## RECORDS SUPPLIED
## begin

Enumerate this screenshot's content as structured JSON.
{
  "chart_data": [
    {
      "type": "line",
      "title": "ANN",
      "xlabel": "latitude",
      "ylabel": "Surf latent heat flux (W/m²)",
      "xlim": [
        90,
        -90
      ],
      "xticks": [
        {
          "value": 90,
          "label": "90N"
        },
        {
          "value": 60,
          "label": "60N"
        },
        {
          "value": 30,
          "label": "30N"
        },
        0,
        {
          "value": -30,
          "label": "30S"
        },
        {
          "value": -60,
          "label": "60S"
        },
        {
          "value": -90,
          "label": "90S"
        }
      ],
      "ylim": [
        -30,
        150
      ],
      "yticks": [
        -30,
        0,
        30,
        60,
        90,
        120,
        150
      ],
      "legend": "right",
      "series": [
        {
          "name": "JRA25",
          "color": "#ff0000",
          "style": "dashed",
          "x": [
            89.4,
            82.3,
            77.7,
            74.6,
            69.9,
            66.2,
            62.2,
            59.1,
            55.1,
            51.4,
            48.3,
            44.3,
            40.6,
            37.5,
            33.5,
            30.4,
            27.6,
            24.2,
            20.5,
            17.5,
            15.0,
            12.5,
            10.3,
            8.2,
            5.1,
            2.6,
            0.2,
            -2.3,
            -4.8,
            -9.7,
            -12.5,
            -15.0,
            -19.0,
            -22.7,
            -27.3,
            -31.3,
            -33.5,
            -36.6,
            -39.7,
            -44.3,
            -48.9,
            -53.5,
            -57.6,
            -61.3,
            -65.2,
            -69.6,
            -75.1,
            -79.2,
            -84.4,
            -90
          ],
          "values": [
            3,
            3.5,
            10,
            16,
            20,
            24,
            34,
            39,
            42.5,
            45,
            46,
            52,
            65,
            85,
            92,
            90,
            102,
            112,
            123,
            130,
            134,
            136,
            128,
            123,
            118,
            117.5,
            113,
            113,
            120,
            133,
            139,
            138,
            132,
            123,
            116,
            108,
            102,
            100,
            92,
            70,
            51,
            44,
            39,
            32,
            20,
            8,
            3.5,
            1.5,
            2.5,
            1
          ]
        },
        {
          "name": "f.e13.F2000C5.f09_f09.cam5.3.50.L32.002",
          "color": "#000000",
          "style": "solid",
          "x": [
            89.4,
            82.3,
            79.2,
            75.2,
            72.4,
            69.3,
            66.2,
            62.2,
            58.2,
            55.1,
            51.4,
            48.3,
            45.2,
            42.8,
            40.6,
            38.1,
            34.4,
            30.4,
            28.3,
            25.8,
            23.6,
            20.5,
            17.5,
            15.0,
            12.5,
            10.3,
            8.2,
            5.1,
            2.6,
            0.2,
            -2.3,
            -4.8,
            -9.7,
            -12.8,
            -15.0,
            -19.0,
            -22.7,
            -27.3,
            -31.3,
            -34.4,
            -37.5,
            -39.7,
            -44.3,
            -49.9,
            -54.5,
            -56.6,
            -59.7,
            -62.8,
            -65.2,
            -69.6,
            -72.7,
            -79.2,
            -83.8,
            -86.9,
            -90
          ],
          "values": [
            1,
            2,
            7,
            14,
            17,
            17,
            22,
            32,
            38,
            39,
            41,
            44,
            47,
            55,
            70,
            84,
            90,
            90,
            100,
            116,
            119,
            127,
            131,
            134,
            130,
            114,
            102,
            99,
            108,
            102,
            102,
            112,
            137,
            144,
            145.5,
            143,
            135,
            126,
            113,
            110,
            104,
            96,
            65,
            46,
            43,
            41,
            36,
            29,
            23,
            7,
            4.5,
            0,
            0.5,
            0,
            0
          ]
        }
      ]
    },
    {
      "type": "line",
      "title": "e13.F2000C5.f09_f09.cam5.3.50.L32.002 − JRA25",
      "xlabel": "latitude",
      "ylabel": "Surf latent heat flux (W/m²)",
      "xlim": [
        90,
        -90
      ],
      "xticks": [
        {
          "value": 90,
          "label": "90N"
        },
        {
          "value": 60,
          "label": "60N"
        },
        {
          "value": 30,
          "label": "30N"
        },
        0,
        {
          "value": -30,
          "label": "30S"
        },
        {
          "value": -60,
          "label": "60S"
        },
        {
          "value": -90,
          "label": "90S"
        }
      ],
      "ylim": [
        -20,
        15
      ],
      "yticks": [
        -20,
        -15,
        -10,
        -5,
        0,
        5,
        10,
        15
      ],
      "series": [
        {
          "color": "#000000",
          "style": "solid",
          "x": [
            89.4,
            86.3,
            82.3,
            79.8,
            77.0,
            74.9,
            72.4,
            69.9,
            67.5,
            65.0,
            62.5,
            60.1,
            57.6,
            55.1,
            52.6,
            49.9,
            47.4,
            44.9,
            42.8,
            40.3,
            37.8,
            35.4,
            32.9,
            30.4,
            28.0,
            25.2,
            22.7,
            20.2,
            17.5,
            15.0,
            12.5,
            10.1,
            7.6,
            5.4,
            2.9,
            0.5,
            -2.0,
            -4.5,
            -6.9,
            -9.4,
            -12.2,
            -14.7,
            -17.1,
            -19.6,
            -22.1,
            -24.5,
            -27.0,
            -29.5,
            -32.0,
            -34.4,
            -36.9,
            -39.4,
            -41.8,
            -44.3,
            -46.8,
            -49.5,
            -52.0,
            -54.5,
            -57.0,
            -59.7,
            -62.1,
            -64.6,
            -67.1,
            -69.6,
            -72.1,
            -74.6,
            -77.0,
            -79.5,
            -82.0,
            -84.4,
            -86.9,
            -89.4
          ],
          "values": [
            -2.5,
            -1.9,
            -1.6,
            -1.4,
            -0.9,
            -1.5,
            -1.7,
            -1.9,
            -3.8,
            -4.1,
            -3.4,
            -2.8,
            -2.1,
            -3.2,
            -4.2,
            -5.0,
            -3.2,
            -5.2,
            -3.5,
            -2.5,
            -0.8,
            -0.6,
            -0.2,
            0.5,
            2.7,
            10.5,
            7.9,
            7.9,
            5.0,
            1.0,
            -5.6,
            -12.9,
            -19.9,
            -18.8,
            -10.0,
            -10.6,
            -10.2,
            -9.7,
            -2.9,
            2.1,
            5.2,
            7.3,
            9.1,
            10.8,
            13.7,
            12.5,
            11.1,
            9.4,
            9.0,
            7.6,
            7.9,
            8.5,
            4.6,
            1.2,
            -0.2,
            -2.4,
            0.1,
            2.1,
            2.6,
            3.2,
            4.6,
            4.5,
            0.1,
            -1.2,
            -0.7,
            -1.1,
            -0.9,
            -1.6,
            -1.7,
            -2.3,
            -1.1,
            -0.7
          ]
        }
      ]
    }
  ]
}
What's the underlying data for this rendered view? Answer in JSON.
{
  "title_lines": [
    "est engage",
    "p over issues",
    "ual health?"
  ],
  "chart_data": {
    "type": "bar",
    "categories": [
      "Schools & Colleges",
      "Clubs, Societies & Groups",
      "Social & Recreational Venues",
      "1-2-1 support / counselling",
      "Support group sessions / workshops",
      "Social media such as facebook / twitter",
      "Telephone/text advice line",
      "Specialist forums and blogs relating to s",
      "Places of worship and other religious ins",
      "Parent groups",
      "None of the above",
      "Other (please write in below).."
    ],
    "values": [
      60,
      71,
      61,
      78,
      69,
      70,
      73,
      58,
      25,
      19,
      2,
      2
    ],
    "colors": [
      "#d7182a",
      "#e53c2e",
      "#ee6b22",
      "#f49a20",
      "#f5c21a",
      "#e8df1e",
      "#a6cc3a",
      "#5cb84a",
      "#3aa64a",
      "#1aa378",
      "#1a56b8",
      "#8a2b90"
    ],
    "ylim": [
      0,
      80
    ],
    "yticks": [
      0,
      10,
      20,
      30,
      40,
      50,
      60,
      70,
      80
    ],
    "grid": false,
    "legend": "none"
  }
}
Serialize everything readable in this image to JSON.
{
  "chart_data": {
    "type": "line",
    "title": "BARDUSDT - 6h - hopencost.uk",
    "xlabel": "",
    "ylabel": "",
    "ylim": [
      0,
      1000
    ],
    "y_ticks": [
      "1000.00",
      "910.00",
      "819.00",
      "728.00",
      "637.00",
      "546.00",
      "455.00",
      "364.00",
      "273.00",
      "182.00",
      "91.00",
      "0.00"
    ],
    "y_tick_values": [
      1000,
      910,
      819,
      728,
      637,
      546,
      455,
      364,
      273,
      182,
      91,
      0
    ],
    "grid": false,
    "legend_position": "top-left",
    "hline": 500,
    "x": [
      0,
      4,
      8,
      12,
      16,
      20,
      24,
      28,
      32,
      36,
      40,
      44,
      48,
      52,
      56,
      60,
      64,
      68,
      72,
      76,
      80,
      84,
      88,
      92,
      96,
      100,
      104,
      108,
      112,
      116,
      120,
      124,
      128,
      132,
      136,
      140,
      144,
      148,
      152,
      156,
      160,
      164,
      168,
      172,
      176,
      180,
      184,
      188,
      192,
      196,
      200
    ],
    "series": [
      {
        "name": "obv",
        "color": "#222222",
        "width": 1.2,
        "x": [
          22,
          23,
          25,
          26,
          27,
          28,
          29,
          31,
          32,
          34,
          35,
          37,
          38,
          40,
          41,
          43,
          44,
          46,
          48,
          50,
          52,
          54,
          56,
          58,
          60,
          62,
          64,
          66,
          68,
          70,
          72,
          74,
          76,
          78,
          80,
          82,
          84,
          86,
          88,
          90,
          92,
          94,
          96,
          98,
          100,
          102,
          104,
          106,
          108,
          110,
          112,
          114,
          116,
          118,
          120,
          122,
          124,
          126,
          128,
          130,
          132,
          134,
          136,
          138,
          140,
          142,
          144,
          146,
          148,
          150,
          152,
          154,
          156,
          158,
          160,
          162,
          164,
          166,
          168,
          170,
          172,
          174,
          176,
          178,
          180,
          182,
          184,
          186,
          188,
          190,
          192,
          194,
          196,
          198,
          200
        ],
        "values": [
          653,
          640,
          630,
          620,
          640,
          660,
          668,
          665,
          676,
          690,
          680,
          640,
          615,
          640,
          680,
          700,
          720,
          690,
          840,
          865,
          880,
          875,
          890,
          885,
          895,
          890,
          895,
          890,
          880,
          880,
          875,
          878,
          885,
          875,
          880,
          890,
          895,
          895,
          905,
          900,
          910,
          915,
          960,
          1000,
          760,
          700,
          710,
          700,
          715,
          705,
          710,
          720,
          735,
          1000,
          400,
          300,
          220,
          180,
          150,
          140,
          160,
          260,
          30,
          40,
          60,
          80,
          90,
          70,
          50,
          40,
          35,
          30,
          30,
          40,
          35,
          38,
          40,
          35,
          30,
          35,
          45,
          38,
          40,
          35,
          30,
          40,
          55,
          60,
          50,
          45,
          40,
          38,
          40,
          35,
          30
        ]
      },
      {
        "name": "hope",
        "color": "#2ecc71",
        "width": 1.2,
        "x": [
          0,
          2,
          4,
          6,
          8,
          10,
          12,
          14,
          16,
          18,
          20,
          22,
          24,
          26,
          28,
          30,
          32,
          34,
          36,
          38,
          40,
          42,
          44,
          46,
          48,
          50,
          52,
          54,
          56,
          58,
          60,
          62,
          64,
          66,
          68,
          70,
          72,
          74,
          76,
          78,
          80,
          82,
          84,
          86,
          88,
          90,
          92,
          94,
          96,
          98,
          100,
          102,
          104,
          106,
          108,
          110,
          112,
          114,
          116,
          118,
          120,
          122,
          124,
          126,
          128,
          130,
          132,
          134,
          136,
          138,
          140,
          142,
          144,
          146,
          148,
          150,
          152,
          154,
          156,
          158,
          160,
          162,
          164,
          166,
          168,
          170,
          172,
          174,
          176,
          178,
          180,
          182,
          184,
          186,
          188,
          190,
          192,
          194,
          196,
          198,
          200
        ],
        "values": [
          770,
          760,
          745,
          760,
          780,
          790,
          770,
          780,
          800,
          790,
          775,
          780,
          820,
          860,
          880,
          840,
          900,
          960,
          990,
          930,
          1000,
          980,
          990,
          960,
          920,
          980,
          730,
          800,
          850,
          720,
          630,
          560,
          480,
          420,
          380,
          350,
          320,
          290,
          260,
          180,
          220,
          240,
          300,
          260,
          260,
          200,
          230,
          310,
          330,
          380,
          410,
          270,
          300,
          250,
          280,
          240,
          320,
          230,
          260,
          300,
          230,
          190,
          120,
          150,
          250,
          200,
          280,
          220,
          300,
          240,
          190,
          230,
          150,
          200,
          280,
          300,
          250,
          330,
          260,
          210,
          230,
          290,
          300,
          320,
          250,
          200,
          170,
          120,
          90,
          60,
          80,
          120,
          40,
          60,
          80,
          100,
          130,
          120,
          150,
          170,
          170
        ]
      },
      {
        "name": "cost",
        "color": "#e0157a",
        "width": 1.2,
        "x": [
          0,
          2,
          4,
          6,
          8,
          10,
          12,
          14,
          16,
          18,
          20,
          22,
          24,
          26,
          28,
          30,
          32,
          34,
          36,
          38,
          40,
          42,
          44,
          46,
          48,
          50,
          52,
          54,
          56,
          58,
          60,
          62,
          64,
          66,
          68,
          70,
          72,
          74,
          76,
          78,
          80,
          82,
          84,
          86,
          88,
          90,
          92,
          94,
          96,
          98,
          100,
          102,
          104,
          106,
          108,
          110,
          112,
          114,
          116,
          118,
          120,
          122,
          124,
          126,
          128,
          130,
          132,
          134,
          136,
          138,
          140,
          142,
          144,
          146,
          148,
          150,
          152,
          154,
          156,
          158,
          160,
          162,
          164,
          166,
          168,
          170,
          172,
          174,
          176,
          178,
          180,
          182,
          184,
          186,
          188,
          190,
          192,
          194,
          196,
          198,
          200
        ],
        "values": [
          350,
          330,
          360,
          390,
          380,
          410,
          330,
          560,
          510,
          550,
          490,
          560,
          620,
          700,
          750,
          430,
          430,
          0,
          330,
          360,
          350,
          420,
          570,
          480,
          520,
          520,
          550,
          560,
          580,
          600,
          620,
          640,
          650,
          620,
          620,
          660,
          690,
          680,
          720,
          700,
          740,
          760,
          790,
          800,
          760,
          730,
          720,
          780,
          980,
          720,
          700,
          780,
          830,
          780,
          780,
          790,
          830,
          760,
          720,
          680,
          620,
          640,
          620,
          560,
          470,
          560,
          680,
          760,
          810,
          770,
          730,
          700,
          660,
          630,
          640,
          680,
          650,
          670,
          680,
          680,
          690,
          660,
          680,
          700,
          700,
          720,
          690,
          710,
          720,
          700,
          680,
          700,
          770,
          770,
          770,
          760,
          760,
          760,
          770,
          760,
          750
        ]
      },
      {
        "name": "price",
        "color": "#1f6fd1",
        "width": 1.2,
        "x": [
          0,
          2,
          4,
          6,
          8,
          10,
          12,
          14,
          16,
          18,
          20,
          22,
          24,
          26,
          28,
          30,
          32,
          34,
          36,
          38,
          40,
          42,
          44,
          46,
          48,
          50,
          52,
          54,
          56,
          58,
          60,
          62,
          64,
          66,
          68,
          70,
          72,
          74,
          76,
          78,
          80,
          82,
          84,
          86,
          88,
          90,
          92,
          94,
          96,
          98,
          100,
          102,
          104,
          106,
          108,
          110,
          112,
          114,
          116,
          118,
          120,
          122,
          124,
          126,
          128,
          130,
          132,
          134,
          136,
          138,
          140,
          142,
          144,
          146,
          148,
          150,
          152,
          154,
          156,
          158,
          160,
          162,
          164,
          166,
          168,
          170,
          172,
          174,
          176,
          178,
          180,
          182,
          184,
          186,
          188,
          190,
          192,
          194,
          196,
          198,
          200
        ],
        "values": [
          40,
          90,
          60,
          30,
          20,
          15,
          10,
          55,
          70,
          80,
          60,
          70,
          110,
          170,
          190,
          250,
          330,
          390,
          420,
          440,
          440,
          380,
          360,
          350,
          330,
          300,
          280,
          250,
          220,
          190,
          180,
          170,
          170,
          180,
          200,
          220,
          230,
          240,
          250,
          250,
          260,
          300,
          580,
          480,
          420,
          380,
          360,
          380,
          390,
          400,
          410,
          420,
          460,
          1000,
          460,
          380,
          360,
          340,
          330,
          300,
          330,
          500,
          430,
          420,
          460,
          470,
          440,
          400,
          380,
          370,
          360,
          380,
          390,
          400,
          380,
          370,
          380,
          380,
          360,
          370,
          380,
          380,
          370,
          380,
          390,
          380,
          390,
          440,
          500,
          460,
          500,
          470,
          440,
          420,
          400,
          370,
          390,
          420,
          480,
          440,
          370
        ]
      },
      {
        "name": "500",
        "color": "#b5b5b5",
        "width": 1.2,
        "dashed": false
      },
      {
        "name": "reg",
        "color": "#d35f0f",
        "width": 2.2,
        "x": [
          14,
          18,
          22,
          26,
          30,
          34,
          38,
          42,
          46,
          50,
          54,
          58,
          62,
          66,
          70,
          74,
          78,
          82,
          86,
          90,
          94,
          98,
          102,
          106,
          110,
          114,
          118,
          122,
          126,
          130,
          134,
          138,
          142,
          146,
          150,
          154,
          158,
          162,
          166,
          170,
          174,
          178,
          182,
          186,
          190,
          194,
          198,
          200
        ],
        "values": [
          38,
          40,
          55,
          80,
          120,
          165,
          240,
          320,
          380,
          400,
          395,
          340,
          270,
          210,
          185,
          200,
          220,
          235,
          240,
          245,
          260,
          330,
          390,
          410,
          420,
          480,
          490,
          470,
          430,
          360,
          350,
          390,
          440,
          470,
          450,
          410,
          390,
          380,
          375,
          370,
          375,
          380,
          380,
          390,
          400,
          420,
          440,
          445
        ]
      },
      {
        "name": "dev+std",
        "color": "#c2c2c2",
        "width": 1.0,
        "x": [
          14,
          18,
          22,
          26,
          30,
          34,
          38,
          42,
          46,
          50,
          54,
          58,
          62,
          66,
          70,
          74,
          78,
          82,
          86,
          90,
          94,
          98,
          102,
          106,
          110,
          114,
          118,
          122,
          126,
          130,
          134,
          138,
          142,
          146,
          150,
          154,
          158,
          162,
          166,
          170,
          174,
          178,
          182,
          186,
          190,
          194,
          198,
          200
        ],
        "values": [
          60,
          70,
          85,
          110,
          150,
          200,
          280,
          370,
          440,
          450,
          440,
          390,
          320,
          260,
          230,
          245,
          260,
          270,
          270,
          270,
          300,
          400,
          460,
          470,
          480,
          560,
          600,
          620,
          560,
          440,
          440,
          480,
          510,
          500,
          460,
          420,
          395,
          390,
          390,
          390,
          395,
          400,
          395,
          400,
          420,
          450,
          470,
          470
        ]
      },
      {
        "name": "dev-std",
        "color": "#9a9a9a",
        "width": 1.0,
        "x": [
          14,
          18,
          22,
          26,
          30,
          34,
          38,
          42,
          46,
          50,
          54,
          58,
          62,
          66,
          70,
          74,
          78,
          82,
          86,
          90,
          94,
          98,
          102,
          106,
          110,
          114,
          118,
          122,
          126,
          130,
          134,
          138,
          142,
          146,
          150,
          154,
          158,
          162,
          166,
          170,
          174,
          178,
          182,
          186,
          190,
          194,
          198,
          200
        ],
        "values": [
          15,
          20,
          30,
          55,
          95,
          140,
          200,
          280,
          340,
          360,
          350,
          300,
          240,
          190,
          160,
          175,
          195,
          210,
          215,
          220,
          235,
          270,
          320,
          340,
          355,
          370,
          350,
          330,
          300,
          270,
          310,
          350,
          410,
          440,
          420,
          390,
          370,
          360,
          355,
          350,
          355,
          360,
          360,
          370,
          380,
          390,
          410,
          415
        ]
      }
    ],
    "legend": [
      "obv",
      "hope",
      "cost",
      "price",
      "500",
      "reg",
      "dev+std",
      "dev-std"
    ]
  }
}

## end

## OBJECTIVE
In the entries above, locate every line with the word "JSON" and copy it.

## THE OUTPUT
Enumerate this screenshot's content as structured JSON.
What's the underlying data for this rendered view? Answer in JSON.
Serialize everything readable in this image to JSON.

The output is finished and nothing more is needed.